▶ [Short exercise]
Show all lines from the listing below that contain "residenti".
═════ Task inputs ═════
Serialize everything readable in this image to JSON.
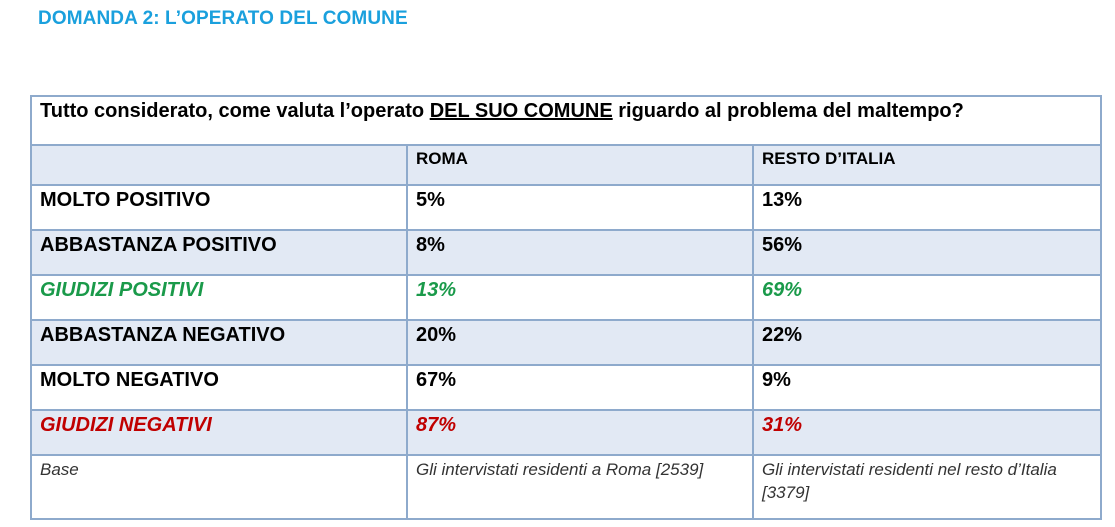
{
  "title": "DOMANDA 2: L’OPERATO DEL COMUNE",
  "question": {
    "before": "Tutto considerato, come valuta l’operato ",
    "underlined": "DEL SUO COMUNE",
    "after": " riguardo al problema del maltempo?"
  },
  "columns": [
    "",
    "ROMA",
    "RESTO D’ITALIA"
  ],
  "rows": [
    {
      "label": "MOLTO POSITIVO",
      "roma": "5%",
      "resto": "13%"
    },
    {
      "label": "ABBASTANZA POSITIVO",
      "roma": "8%",
      "resto": "56%"
    },
    {
      "label": "GIUDIZI POSITIVI",
      "roma": "13%",
      "resto": "69%"
    },
    {
      "label": "ABBASTANZA NEGATIVO",
      "roma": "20%",
      "resto": "22%"
    },
    {
      "label": "MOLTO NEGATIVO",
      "roma": "67%",
      "resto": "9%"
    },
    {
      "label": "GIUDIZI NEGATIVI",
      "roma": "87%",
      "resto": "31%"
    }
  ],
  "base": {
    "label": "Base",
    "roma": "Gli intervistati residenti a Roma [2539]",
    "resto": "Gli intervistati residenti nel resto d’Italia [3379]"
  },
  "colors": {
    "title": "#1aa0dd",
    "positive": "#1a9a4a",
    "negative": "#c00000",
    "border": "#8eaacc",
    "shade": "#e2e9f4"
  }
}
═════
▶ [The reply]
    "roma": "Gli intervistati residenti a Roma [2539]",
    "resto": "Gli intervistati residenti nel resto d’Italia [3379]"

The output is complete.